The task –
From the line that includes "Type out the text in this image." to the last line of the data, quote each line precisely; both boundary lines belong in the answer.

# Material for the task start

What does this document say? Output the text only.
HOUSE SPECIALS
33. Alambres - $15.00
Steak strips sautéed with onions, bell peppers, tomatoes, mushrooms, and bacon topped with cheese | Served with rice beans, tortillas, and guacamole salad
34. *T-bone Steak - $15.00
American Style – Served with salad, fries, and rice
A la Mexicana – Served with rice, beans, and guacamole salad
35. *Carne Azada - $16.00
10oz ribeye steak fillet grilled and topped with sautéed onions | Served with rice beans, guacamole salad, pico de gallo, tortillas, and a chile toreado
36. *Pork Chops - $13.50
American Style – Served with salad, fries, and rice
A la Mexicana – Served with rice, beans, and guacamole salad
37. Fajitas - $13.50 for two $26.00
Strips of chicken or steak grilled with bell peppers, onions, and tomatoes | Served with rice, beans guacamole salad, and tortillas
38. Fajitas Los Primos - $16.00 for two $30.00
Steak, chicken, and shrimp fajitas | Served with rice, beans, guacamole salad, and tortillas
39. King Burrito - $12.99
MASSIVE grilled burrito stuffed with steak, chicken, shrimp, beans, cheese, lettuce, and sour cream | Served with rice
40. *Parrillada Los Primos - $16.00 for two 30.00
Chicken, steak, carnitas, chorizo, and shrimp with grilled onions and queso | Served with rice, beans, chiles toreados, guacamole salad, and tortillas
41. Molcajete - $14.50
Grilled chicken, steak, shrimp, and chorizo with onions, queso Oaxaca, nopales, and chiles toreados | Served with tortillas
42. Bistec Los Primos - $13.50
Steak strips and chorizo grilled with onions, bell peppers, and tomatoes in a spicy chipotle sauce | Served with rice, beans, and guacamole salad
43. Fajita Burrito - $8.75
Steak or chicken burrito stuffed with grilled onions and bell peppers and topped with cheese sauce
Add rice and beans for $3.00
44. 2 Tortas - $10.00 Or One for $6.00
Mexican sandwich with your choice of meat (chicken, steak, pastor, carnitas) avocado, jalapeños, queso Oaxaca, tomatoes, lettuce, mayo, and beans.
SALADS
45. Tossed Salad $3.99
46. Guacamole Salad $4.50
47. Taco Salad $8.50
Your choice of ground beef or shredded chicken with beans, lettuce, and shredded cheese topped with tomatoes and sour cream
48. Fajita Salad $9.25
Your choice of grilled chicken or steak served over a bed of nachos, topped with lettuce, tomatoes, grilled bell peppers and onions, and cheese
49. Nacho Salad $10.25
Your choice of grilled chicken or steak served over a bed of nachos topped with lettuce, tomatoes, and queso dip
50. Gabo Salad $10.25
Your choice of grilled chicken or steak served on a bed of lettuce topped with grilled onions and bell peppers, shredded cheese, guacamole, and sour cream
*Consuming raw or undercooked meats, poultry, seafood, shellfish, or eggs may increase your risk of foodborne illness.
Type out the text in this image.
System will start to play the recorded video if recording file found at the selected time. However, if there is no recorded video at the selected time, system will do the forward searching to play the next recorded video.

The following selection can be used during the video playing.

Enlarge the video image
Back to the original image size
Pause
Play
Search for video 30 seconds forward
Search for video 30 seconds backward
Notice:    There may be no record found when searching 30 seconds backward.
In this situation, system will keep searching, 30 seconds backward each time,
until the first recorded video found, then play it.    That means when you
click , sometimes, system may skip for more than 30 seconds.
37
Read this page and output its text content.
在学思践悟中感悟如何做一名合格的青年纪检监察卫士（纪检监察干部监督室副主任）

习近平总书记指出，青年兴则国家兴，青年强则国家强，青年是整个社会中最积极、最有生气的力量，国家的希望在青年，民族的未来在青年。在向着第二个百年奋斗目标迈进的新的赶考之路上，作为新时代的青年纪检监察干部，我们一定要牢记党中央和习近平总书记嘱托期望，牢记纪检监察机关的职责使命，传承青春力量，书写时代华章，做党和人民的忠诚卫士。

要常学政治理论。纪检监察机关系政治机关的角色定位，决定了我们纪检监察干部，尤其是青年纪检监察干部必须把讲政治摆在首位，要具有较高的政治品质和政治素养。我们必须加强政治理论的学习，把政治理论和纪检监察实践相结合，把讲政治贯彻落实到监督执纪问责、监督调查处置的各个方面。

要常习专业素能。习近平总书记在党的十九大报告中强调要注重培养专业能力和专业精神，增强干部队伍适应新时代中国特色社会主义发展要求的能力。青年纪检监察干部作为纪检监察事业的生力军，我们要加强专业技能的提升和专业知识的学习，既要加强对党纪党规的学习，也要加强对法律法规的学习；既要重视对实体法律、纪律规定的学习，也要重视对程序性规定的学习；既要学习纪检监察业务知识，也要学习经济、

# Material for the task end

Exercise output –
Type out the text in this image.
System will start to play the recorded video if recording file found at the selected time. However, if there is no recorded video at the selected time, system will do the forward searching to play the next recorded video.

The following selection can be used during the video playing.

Enlarge the video image
Back to the original image size
Pause
Play
Search for video 30 seconds forward
Search for video 30 seconds backward
Notice:    There may be no record found when searching 30 seconds backward.
In this situation, system will keep searching, 30 seconds backward each time,
until the first recorded video found, then play it.    That means when you
click , sometimes, system may skip for more than 30 seconds.
37
Read this page and output its text content.
在学思践悟中感悟如何做一名合格的青年纪检监察卫士（纪检监察干部监督室副主任）

习近平总书记指出，青年兴则国家兴，青年强则国家强，青年是整个社会中最积极、最有生气的力量，国家的希望在青年，民族的未来在青年。在向着第二个百年奋斗目标迈进的新的赶考之路上，作为新时代的青年纪检监察干部，我们一定要牢记党中央和习近平总书记嘱托期望，牢记纪检监察机关的职责使命，传承青春力量，书写时代华章，做党和人民的忠诚卫士。

要常学政治理论。纪检监察机关系政治机关的角色定位，决定了我们纪检监察干部，尤其是青年纪检监察干部必须把讲政治摆在首位，要具有较高的政治品质和政治素养。我们必须加强政治理论的学习，把政治理论和纪检监察实践相结合，把讲政治贯彻落实到监督执纪问责、监督调查处置的各个方面。

要常习专业素能。习近平总书记在党的十九大报告中强调要注重培养专业能力和专业精神，增强干部队伍适应新时代中国特色社会主义发展要求的能力。青年纪检监察干部作为纪检监察事业的生力军，我们要加强专业技能的提升和专业知识的学习，既要加强对党纪党规的学习，也要加强对法律法规的学习；既要重视对实体法律、纪律规定的学习，也要重视对程序性规定的学习；既要学习纪检监察业务知识，也要学习经济、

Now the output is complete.